A caballo entre los siglos XIX y XX, el exilio zorrillista cede "según escribe Eduardo González Calleja" el protagonismo subversivo a una nueva generación de anarquistas y republicanos: los Ferrer, Vallina, Tárrida del Mármol o el andaluz Alejandro Lerroux, que enlazan con la emigración política de los años setenta a través de personajes tan ambivalentes en su radicalismo como Charles Malato, Isidoro López Lapuya, José Paúl y Angulo o Nicolás Estévanez. Las deportaciones forzosas que suceden a los "procesos de Montjuïc" de diciembre de 1896 son el acontecimiento fundacional de un nuevo exilio político, cuyas secuelas se mantienen hasta los inicios de la segunda década del siglo. Los ácratas exiliados aparecían integrados, con correligionarios franceses e ingleses, con proscritos rusos e italianos y con viejos republicanos españoles, en agrupaciones libertarias y de librepensamiento que en los años siguientes orquestan las diversas protestas internacionales contra los abusos de la "España inquisitorial", especialmente la campaña contra el fusilamiento de Ferrer Guardia. En el periodo que separa los procesos de Montjuïc de la Semana Trágica, este abigarrado conglomerado de conspiradores ensaya desde Francia estrategias revolucionarias inéditas, caracterizadas por el intenso apoyo prestado por asociaciones radicales "librepensadoras, masónicas, anarquistas, de defensa de los derechos del hombre, etc." de alcance internacional.

El inicio de la crisis de la Restauración no provoca ningún otro exilio masivo, sino prudentes retiradas de los disidentes bajo el manto protector de la República Francesa "y de las asociaciones filantrópicas y librepensadoras radicadas en ese país" en los momentos más comprometidos. El fracaso de la huelga de agosto de 1917 conduce a la emigración política a la conclusión de que la movilización popular no era la única forma de acción colectiva para avanzar hacia la anhelada revolución. Se exploran nuevos modos de hacer oposición, donde convergen repertorios tradicionales de protesta con otros de marcado carácter innovador.

+ + +

#### Qué hacer:
(a) Según el texto sobre el exilio político español, ¿qué acontecimiento fue el fundacional de un nuevo exilio político?
(b) Prosigue el texto sobre el exilio político español a partir de su última oración.

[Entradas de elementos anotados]
+ + +

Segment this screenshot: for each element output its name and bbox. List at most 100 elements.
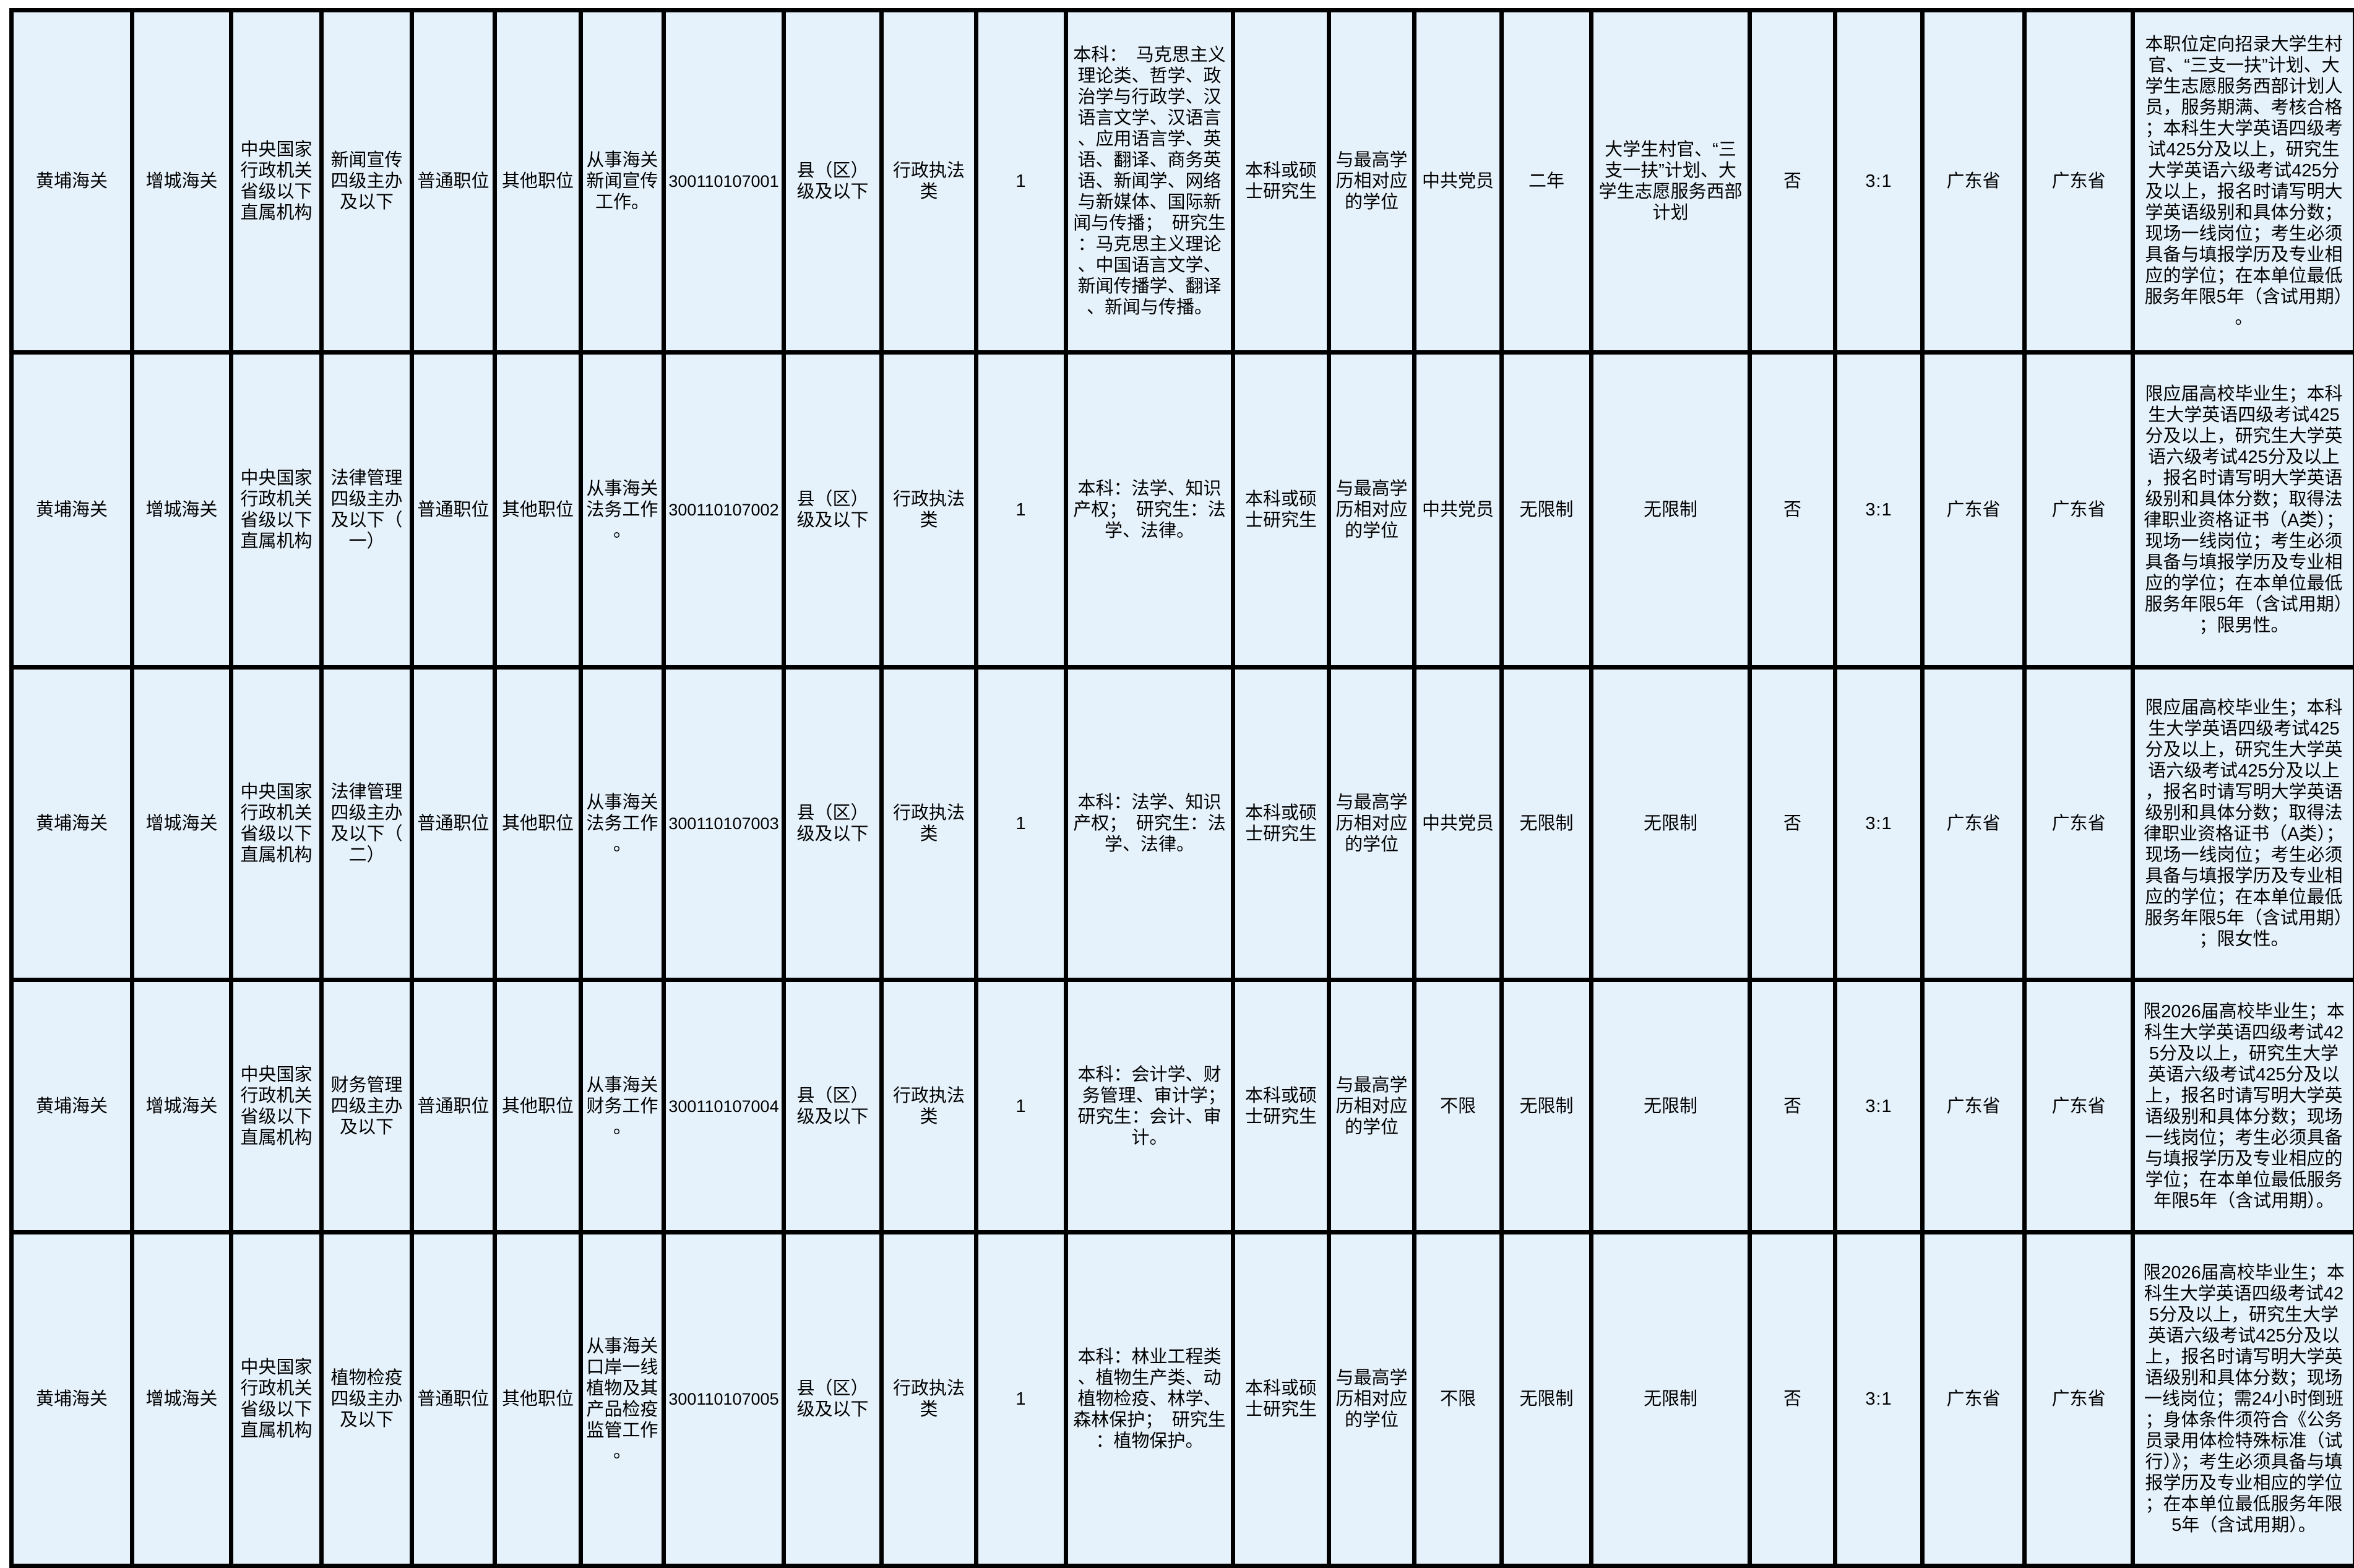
cell-org-level: 县（区）级及以下 (782, 665, 884, 982)
cell-degree: 与最高学历相对应的学位 (1327, 350, 1416, 670)
cell-position-dist: 其他职位 (493, 1230, 583, 1568)
cell-position-title: 新闻宣传四级主办及以下 (319, 8, 414, 355)
cell-org-type: 中央国家行政机关省级以下直属机构 (229, 665, 324, 982)
cell-remark: 限应届高校毕业生；本科生大学英语四级考试425分及以上，研究生大学英语六级考试4… (2131, 665, 2354, 982)
cell-education: 本科或硕士研究生 (1231, 1230, 1331, 1568)
cell-interview-ratio: 3:1 (1833, 665, 1925, 982)
cell-bureau: 增城海关 (130, 1230, 233, 1568)
job-table-body: 黄埔海关 增城海关 中央国家行政机关省级以下直属机构 新闻宣传四级主办及以下 普通职位其… (9, 8, 2354, 1568)
cell-political-status: 中共党员 (1412, 350, 1504, 670)
cell-bureau: 增城海关 (130, 665, 233, 982)
cell-position-code: 300110107001 (662, 8, 786, 355)
cell-position-title: 财务管理四级主办及以下 (319, 978, 414, 1234)
cell-major: 本科： 马克思主义理论类、哲学、政治学与行政学、汉语言文学、汉语言、应用语言学、… (1064, 8, 1235, 355)
cell-household-location: 广东省 (2022, 665, 2135, 982)
cell-grassroots-years: 二年 (1499, 8, 1593, 355)
table-row: 黄埔海关 增城海关 中央国家行政机关省级以下直属机构 法律管理四级主办及以下（二） 普通… (9, 665, 2354, 982)
cell-position-dist: 其他职位 (493, 350, 583, 670)
cell-degree: 与最高学历相对应的学位 (1327, 978, 1416, 1234)
cell-grassroots-years: 无限制 (1499, 665, 1593, 982)
cell-work-location: 广东省 (1920, 350, 2027, 670)
cell-professional-test: 否 (1748, 665, 1837, 982)
cell-bureau: 增城海关 (130, 978, 233, 1234)
cell-position-attr: 普通职位 (410, 978, 497, 1234)
cell-household-location: 广东省 (2022, 1230, 2135, 1568)
cell-grassroots-years: 无限制 (1499, 1230, 1593, 1568)
cell-degree: 与最高学历相对应的学位 (1327, 8, 1416, 355)
cell-political-status: 不限 (1412, 1230, 1504, 1568)
cell-duty: 从事海关法务工作。 (579, 350, 666, 670)
cell-political-status: 不限 (1412, 978, 1504, 1234)
cell-department: 黄埔海关 (9, 665, 134, 982)
cell-major: 本科：法学、知识产权； 研究生：法学、法律。 (1064, 350, 1235, 670)
cell-position-code: 300110107004 (662, 978, 786, 1234)
table-row: 黄埔海关 增城海关 中央国家行政机关省级以下直属机构 法律管理四级主办及以下（一） 普通… (9, 350, 2354, 670)
cell-position-title: 法律管理四级主办及以下（二） (319, 665, 414, 982)
cell-position-dist: 其他职位 (493, 665, 583, 982)
cell-interview-ratio: 3:1 (1833, 350, 1925, 670)
cell-education: 本科或硕士研究生 (1231, 978, 1331, 1234)
cell-work-location: 广东省 (1920, 978, 2027, 1234)
cell-department: 黄埔海关 (9, 8, 134, 355)
cell-position-dist: 其他职位 (493, 978, 583, 1234)
cell-org-level: 县（区）级及以下 (782, 8, 884, 355)
cell-household-location: 广东省 (2022, 978, 2135, 1234)
cell-household-location: 广东省 (2022, 8, 2135, 355)
cell-major: 本科：会计学、财务管理、审计学； 研究生：会计、审计。 (1064, 978, 1235, 1234)
cell-headcount: 1 (974, 8, 1068, 355)
cell-major: 本科：林业工程类、植物生产类、动植物检疫、林学、森林保护； 研究生：植物保护。 (1064, 1230, 1235, 1568)
cell-service-program: 无限制 (1589, 1230, 1752, 1568)
cell-interview-ratio: 3:1 (1833, 978, 1925, 1234)
cell-org-level: 县（区）级及以下 (782, 350, 884, 670)
cell-bureau: 增城海关 (130, 350, 233, 670)
cell-org-type: 中央国家行政机关省级以下直属机构 (229, 1230, 324, 1568)
cell-political-status: 中共党员 (1412, 665, 1504, 982)
cell-education: 本科或硕士研究生 (1231, 665, 1331, 982)
cell-department: 黄埔海关 (9, 978, 134, 1234)
cell-grassroots-years: 无限制 (1499, 350, 1593, 670)
cell-interview-ratio: 3:1 (1833, 1230, 1925, 1568)
cell-position-code: 300110107003 (662, 665, 786, 982)
cell-headcount: 1 (974, 350, 1068, 670)
cell-political-status: 中共党员 (1412, 8, 1504, 355)
cell-duty: 从事海关口岸一线植物及其产品检疫监管工作。 (579, 1230, 666, 1568)
cell-position-attr: 普通职位 (410, 350, 497, 670)
cell-grassroots-years: 无限制 (1499, 978, 1593, 1234)
cell-service-program: 无限制 (1589, 350, 1752, 670)
cell-headcount: 1 (974, 978, 1068, 1234)
cell-exam-category: 行政执法类 (879, 8, 978, 355)
cell-work-location: 广东省 (1920, 665, 2027, 982)
cell-exam-category: 行政执法类 (879, 350, 978, 670)
cell-degree: 与最高学历相对应的学位 (1327, 1230, 1416, 1568)
cell-org-level: 县（区）级及以下 (782, 978, 884, 1234)
cell-position-attr: 普通职位 (410, 665, 497, 982)
cell-department: 黄埔海关 (9, 1230, 134, 1568)
cell-remark: 限2026届高校毕业生；本科生大学英语四级考试425分及以上，研究生大学英语六级… (2131, 978, 2354, 1234)
cell-position-code: 300110107005 (662, 1230, 786, 1568)
cell-duty: 从事海关法务工作。 (579, 665, 666, 982)
cell-education: 本科或硕士研究生 (1231, 350, 1331, 670)
cell-org-type: 中央国家行政机关省级以下直属机构 (229, 350, 324, 670)
table-row: 黄埔海关 增城海关 中央国家行政机关省级以下直属机构 植物检疫四级主办及以下 普通职位其… (9, 1230, 2354, 1568)
cell-headcount: 1 (974, 665, 1068, 982)
cell-position-dist: 其他职位 (493, 8, 583, 355)
cell-remark: 本职位定向招录大学生村官、“三支一扶”计划、大学生志愿服务西部计划人员，服务期满… (2131, 8, 2354, 355)
cell-org-type: 中央国家行政机关省级以下直属机构 (229, 978, 324, 1234)
cell-org-level: 县（区）级及以下 (782, 1230, 884, 1568)
cell-service-program: 无限制 (1589, 665, 1752, 982)
cell-exam-category: 行政执法类 (879, 978, 978, 1234)
cell-org-type: 中央国家行政机关省级以下直属机构 (229, 8, 324, 355)
cell-exam-category: 行政执法类 (879, 665, 978, 982)
cell-duty: 从事海关新闻宣传工作。 (579, 8, 666, 355)
cell-degree: 与最高学历相对应的学位 (1327, 665, 1416, 982)
cell-household-location: 广东省 (2022, 350, 2135, 670)
cell-professional-test: 否 (1748, 8, 1837, 355)
cell-duty: 从事海关财务工作。 (579, 978, 666, 1234)
cell-work-location: 广东省 (1920, 8, 2027, 355)
table-row: 黄埔海关 增城海关 中央国家行政机关省级以下直属机构 新闻宣传四级主办及以下 普通职位其… (9, 8, 2354, 355)
cell-service-program: 无限制 (1589, 978, 1752, 1234)
table-row: 黄埔海关 增城海关 中央国家行政机关省级以下直属机构 财务管理四级主办及以下 普通职位其… (9, 978, 2354, 1234)
cell-position-attr: 普通职位 (410, 8, 497, 355)
cell-professional-test: 否 (1748, 978, 1837, 1234)
cell-education: 本科或硕士研究生 (1231, 8, 1331, 355)
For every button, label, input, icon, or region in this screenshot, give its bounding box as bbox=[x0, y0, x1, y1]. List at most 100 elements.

+ + +

#### Respuestas finales:
(a) Las deportaciones forzosas que siguieron a los "procesos de Montjuïc" de diciembre de 1896.

(b)
Dictadura de Primo de Rivera.  La llegada de la dictadura de Primo de Rivera, a partir de septiembre 1923, supone un cambio radical en las dinámicas interna y externa de la emigración política republicana. El particular ensañamiento de la dictadura con los grupos disidentes más extremos genera nuevas oleadas de refugiados. El exilio antiprimorriverista presenta características novedosas: en primer lugar, la emigración política se dirige casi en exclusiva a Francia, a las grandes urbes como París o Lyon; en segundo término, la oposición antidictatorial se ve obligada a constituir organismos estables de actuación política en el extranjero, que pudiesen paliar la intensa vigilancia ejercitada sobre su correligionarios del interior de España; en tercer lugar, la estrategia política está marcada por la voluntad de aglutinar al mayor número posible de fuerzas de la emigración en un frente común antidictatorial, cuyo modo de lucha más característico es la irrupción fronteriza; y por último, la resistencia armada transforma al exilio antidictatorial en un problema internacional de primer orden.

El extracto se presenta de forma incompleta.